Stated problem: Emit the entire listing verbatim.

Supplied material:
▼▼▼

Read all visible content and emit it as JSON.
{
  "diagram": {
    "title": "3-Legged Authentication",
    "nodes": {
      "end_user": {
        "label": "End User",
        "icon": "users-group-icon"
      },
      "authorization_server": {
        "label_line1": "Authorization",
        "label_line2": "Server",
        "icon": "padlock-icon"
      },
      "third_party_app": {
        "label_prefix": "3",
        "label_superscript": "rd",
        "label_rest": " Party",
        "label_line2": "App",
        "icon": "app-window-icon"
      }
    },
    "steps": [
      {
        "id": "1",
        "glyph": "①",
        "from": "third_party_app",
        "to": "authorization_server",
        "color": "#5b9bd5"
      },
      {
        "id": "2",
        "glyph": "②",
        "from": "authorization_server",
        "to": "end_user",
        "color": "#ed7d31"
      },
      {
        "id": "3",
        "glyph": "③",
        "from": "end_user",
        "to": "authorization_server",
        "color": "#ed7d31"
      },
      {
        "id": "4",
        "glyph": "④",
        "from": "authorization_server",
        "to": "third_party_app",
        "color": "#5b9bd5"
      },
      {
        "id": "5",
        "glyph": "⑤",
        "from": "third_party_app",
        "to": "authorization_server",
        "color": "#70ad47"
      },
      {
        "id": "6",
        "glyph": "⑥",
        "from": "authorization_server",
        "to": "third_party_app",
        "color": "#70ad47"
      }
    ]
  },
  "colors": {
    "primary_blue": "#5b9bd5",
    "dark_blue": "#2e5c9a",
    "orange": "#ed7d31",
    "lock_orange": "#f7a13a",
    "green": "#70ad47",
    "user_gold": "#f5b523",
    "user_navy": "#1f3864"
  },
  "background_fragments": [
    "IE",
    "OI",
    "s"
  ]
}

▲▲▲

The output:
Read all visible content and emit it as JSON.
{
  "diagram": {
    "title": "3-Legged Authentication",
    "nodes": {
      "end_user": {
        "label": "End User",
        "icon": "users-group-icon"
      },
      "authorization_server": {
        "label_line1": "Authorization",
        "label_line2": "Server",
        "icon": "padlock-icon"
      },
      "third_party_app": {
        "label_prefix": "3",
        "label_superscript": "rd",
        "label_rest": " Party",
        "label_line2": "App",
        "icon": "app-window-icon"
      }
    },
    "steps": [
      {
        "id": "1",
        "glyph": "①",
        "from": "third_party_app",
        "to": "authorization_server",
        "color": "#5b9bd5"
      },
      {
        "id": "2",
        "glyph": "②",
        "from": "authorization_server",
        "to": "end_user",
        "color": "#ed7d31"
      },
      {
        "id": "3",
        "glyph": "③",
        "from": "end_user",
        "to": "authorization_server",
        "color": "#ed7d31"
      },
      {
        "id": "4",
        "glyph": "④",
        "from": "authorization_server",
        "to": "third_party_app",
        "color": "#5b9bd5"
      },
      {
        "id": "5",
        "glyph": "⑤",
        "from": "third_party_app",
        "to": "authorization_server",
        "color": "#70ad47"
      },
      {
        "id": "6",
        "glyph": "⑥",
        "from": "authorization_server",
        "to": "third_party_app",
        "color": "#70ad47"
      }
    ]
  },
  "colors": {
    "primary_blue": "#5b9bd5",
    "dark_blue": "#2e5c9a",
    "orange": "#ed7d31",
    "lock_orange": "#f7a13a",
    "green": "#70ad47",
    "user_gold": "#f5b523",
    "user_navy": "#1f3864"
  },
  "background_fragments": [
    "IE",
    "OI",
    "s"
  ]
}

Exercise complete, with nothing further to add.